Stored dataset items
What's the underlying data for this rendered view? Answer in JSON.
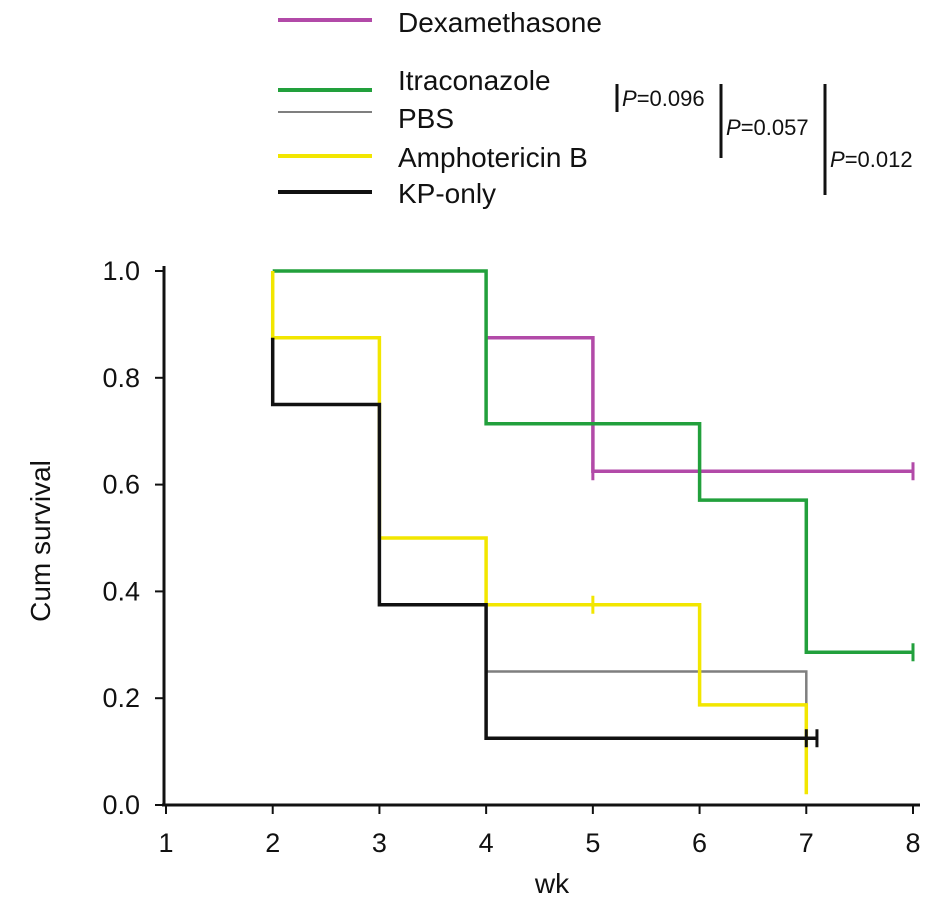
{
  "chart_data": {
    "type": "line",
    "title": "",
    "xlabel": "wk",
    "ylabel": "Cum survival",
    "xlim": [
      1,
      8
    ],
    "ylim": [
      0,
      1.0
    ],
    "x_ticks": [
      "1",
      "2",
      "3",
      "4",
      "5",
      "6",
      "7",
      "8"
    ],
    "y_ticks": [
      "0.0",
      "0.2",
      "0.4",
      "0.6",
      "0.8",
      "1.0"
    ],
    "grid": false,
    "legend_position": "top-left",
    "series": [
      {
        "name": "Dexamethasone",
        "color": "#b24aa8",
        "steps": [
          [
            4,
            0.875
          ],
          [
            5,
            0.875
          ],
          [
            5,
            0.625
          ],
          [
            8,
            0.625
          ]
        ],
        "censored": [
          [
            5,
            0.625
          ],
          [
            8,
            0.625
          ]
        ]
      },
      {
        "name": "Itraconazole",
        "color": "#22a03c",
        "steps": [
          [
            2,
            1.0
          ],
          [
            4,
            1.0
          ],
          [
            4,
            0.714
          ],
          [
            6,
            0.714
          ],
          [
            6,
            0.571
          ],
          [
            7,
            0.571
          ],
          [
            7,
            0.286
          ],
          [
            8,
            0.286
          ]
        ],
        "censored": [
          [
            8,
            0.286
          ]
        ]
      },
      {
        "name": "PBS",
        "color": "#7f7f7f",
        "steps": [
          [
            2,
            1.0
          ],
          [
            2,
            0.875
          ],
          [
            3,
            0.875
          ],
          [
            3,
            0.375
          ],
          [
            4,
            0.375
          ],
          [
            4,
            0.25
          ],
          [
            7,
            0.25
          ],
          [
            7,
            0.125
          ]
        ],
        "censored": []
      },
      {
        "name": "Amphotericin B",
        "color": "#f2e600",
        "steps": [
          [
            2,
            1.0
          ],
          [
            2,
            0.875
          ],
          [
            3,
            0.875
          ],
          [
            3,
            0.5
          ],
          [
            4,
            0.5
          ],
          [
            4,
            0.375
          ],
          [
            6,
            0.375
          ],
          [
            6,
            0.1875
          ],
          [
            7,
            0.1875
          ],
          [
            7,
            0.02
          ]
        ],
        "censored": [
          [
            5,
            0.375
          ]
        ]
      },
      {
        "name": "KP-only",
        "color": "#111111",
        "steps": [
          [
            2,
            0.875
          ],
          [
            2,
            0.75
          ],
          [
            3,
            0.75
          ],
          [
            3,
            0.5
          ],
          [
            3,
            0.375
          ],
          [
            4,
            0.375
          ],
          [
            4,
            0.125
          ],
          [
            7.1,
            0.125
          ]
        ],
        "censored": [
          [
            7,
            0.125
          ],
          [
            7.1,
            0.125
          ]
        ]
      }
    ],
    "annotations": [
      {
        "prefix": "P",
        "value": "=0.096"
      },
      {
        "prefix": "P",
        "value": "=0.057"
      },
      {
        "prefix": "P",
        "value": "=0.012"
      }
    ]
  }
}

● **GIVEN INSTRUCTION**: The data above should be repeated exactly, minus any pictures.

● **EXERCISE OUTPUT**:
What's the underlying data for this rendered view? Answer in JSON.
{
  "chart_data": {
    "type": "line",
    "title": "",
    "xlabel": "wk",
    "ylabel": "Cum survival",
    "xlim": [
      1,
      8
    ],
    "ylim": [
      0,
      1.0
    ],
    "x_ticks": [
      "1",
      "2",
      "3",
      "4",
      "5",
      "6",
      "7",
      "8"
    ],
    "y_ticks": [
      "0.0",
      "0.2",
      "0.4",
      "0.6",
      "0.8",
      "1.0"
    ],
    "grid": false,
    "legend_position": "top-left",
    "series": [
      {
        "name": "Dexamethasone",
        "color": "#b24aa8",
        "steps": [
          [
            4,
            0.875
          ],
          [
            5,
            0.875
          ],
          [
            5,
            0.625
          ],
          [
            8,
            0.625
          ]
        ],
        "censored": [
          [
            5,
            0.625
          ],
          [
            8,
            0.625
          ]
        ]
      },
      {
        "name": "Itraconazole",
        "color": "#22a03c",
        "steps": [
          [
            2,
            1.0
          ],
          [
            4,
            1.0
          ],
          [
            4,
            0.714
          ],
          [
            6,
            0.714
          ],
          [
            6,
            0.571
          ],
          [
            7,
            0.571
          ],
          [
            7,
            0.286
          ],
          [
            8,
            0.286
          ]
        ],
        "censored": [
          [
            8,
            0.286
          ]
        ]
      },
      {
        "name": "PBS",
        "color": "#7f7f7f",
        "steps": [
          [
            2,
            1.0
          ],
          [
            2,
            0.875
          ],
          [
            3,
            0.875
          ],
          [
            3,
            0.375
          ],
          [
            4,
            0.375
          ],
          [
            4,
            0.25
          ],
          [
            7,
            0.25
          ],
          [
            7,
            0.125
          ]
        ],
        "censored": []
      },
      {
        "name": "Amphotericin B",
        "color": "#f2e600",
        "steps": [
          [
            2,
            1.0
          ],
          [
            2,
            0.875
          ],
          [
            3,
            0.875
          ],
          [
            3,
            0.5
          ],
          [
            4,
            0.5
          ],
          [
            4,
            0.375
          ],
          [
            6,
            0.375
          ],
          [
            6,
            0.1875
          ],
          [
            7,
            0.1875
          ],
          [
            7,
            0.02
          ]
        ],
        "censored": [
          [
            5,
            0.375
          ]
        ]
      },
      {
        "name": "KP-only",
        "color": "#111111",
        "steps": [
          [
            2,
            0.875
          ],
          [
            2,
            0.75
          ],
          [
            3,
            0.75
          ],
          [
            3,
            0.5
          ],
          [
            3,
            0.375
          ],
          [
            4,
            0.375
          ],
          [
            4,
            0.125
          ],
          [
            7.1,
            0.125
          ]
        ],
        "censored": [
          [
            7,
            0.125
          ],
          [
            7.1,
            0.125
          ]
        ]
      }
    ],
    "annotations": [
      {
        "prefix": "P",
        "value": "=0.096"
      },
      {
        "prefix": "P",
        "value": "=0.057"
      },
      {
        "prefix": "P",
        "value": "=0.012"
      }
    ]
  }
}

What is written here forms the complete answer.